Produce an exact copy of all the data below, dropping every image.

--- START EXTRACTED DATA ---

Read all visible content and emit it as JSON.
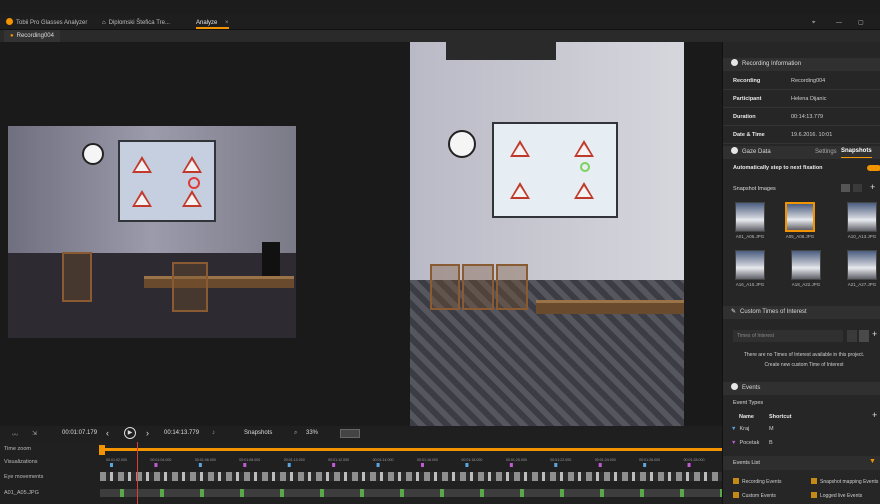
{
  "window": {
    "tabs": [
      {
        "label": "Tobii Pro Glasses Analyzer"
      },
      {
        "label": "Diplomski Štefica Tre..."
      },
      {
        "label": "Analyze"
      }
    ],
    "close_glyph": "×",
    "controls": {
      "pin_glyph": "⌖",
      "minimize_glyph": "—",
      "restore_glyph": "▢"
    }
  },
  "recording_tab": "Recording004",
  "recording_info": {
    "title": "Recording Information",
    "rows": [
      {
        "key": "Recording",
        "value": "Recording004"
      },
      {
        "key": "Participant",
        "value": "Helena Dijanic"
      },
      {
        "key": "Duration",
        "value": "00:14:13.779"
      },
      {
        "key": "Date & Time",
        "value": "19.6.2016. 10:01"
      }
    ]
  },
  "gaze_data": {
    "title": "Gaze Data",
    "tabs": [
      "Settings",
      "Snapshots"
    ],
    "active_tab": "Snapshots",
    "auto_step_label": "Automatically step to next fixation",
    "auto_step_on": true,
    "snapshot_images_label": "Snapshot Images",
    "thumbnails": [
      "A01_A05.JPG",
      "A05_A08.JPG",
      "A10_A13.JPG",
      "A16_A10.JPG",
      "A18_A22.JPG",
      "A21_A27.JPG"
    ]
  },
  "custom_times": {
    "title": "Custom Times of Interest",
    "dropdown_label": "Times of Interest",
    "empty_text": "There are no Times of Interest available in this project.",
    "create_text": "Create new custom Time of Interest"
  },
  "events": {
    "title": "Events",
    "event_types_label": "Event Types",
    "columns": [
      "Name",
      "Shortcut"
    ],
    "types": [
      {
        "name": "Kraj",
        "shortcut": "M",
        "color": "#5aa6e0"
      },
      {
        "name": "Pocetak",
        "shortcut": "B",
        "color": "#c25ad6"
      }
    ],
    "events_list_label": "Events List",
    "filters": [
      "Recording Events",
      "Snapshot mapping Events",
      "Custom Events",
      "Logged live Events"
    ]
  },
  "playback": {
    "current_time": "00:01:07.179",
    "total_time": "00:14:13.779",
    "snapshots_label": "Snapshots",
    "zoom": "33%",
    "progress": 0.06
  },
  "timeline": {
    "time_zoom_label": "Time zoom",
    "visualizations_label": "Visualizations",
    "eye_movements_label": "Eye movements",
    "snapshot_row_label": "A01_A05.JPG",
    "ticks": [
      "00:01:02.000",
      "00:01:04.000",
      "00:01:06.000",
      "00:01:08.000",
      "00:01:10.000",
      "00:01:12.000",
      "00:01:14.000",
      "00:01:16.000",
      "00:01:18.000",
      "00:01:20.000",
      "00:01:22.000",
      "00:01:24.000",
      "00:01:26.000",
      "00:01:28.000"
    ]
  },
  "colors": {
    "accent": "#f29400",
    "gaze_green": "#7bd35a",
    "gaze_red": "#e03a3a"
  }
}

--- END EXTRACTED DATA ---

**PROBLEM SOLUTION:**
Read all visible content and emit it as JSON.
{
  "window": {
    "tabs": [
      {
        "label": "Tobii Pro Glasses Analyzer"
      },
      {
        "label": "Diplomski Štefica Tre..."
      },
      {
        "label": "Analyze"
      }
    ],
    "close_glyph": "×",
    "controls": {
      "pin_glyph": "⌖",
      "minimize_glyph": "—",
      "restore_glyph": "▢"
    }
  },
  "recording_tab": "Recording004",
  "recording_info": {
    "title": "Recording Information",
    "rows": [
      {
        "key": "Recording",
        "value": "Recording004"
      },
      {
        "key": "Participant",
        "value": "Helena Dijanic"
      },
      {
        "key": "Duration",
        "value": "00:14:13.779"
      },
      {
        "key": "Date & Time",
        "value": "19.6.2016. 10:01"
      }
    ]
  },
  "gaze_data": {
    "title": "Gaze Data",
    "tabs": [
      "Settings",
      "Snapshots"
    ],
    "active_tab": "Snapshots",
    "auto_step_label": "Automatically step to next fixation",
    "auto_step_on": true,
    "snapshot_images_label": "Snapshot Images",
    "thumbnails": [
      "A01_A05.JPG",
      "A05_A08.JPG",
      "A10_A13.JPG",
      "A16_A10.JPG",
      "A18_A22.JPG",
      "A21_A27.JPG"
    ]
  },
  "custom_times": {
    "title": "Custom Times of Interest",
    "dropdown_label": "Times of Interest",
    "empty_text": "There are no Times of Interest available in this project.",
    "create_text": "Create new custom Time of Interest"
  },
  "events": {
    "title": "Events",
    "event_types_label": "Event Types",
    "columns": [
      "Name",
      "Shortcut"
    ],
    "types": [
      {
        "name": "Kraj",
        "shortcut": "M",
        "color": "#5aa6e0"
      },
      {
        "name": "Pocetak",
        "shortcut": "B",
        "color": "#c25ad6"
      }
    ],
    "events_list_label": "Events List",
    "filters": [
      "Recording Events",
      "Snapshot mapping Events",
      "Custom Events",
      "Logged live Events"
    ]
  },
  "playback": {
    "current_time": "00:01:07.179",
    "total_time": "00:14:13.779",
    "snapshots_label": "Snapshots",
    "zoom": "33%",
    "progress": 0.06
  },
  "timeline": {
    "time_zoom_label": "Time zoom",
    "visualizations_label": "Visualizations",
    "eye_movements_label": "Eye movements",
    "snapshot_row_label": "A01_A05.JPG",
    "ticks": [
      "00:01:02.000",
      "00:01:04.000",
      "00:01:06.000",
      "00:01:08.000",
      "00:01:10.000",
      "00:01:12.000",
      "00:01:14.000",
      "00:01:16.000",
      "00:01:18.000",
      "00:01:20.000",
      "00:01:22.000",
      "00:01:24.000",
      "00:01:26.000",
      "00:01:28.000"
    ]
  },
  "colors": {
    "accent": "#f29400",
    "gaze_green": "#7bd35a",
    "gaze_red": "#e03a3a"
  }
}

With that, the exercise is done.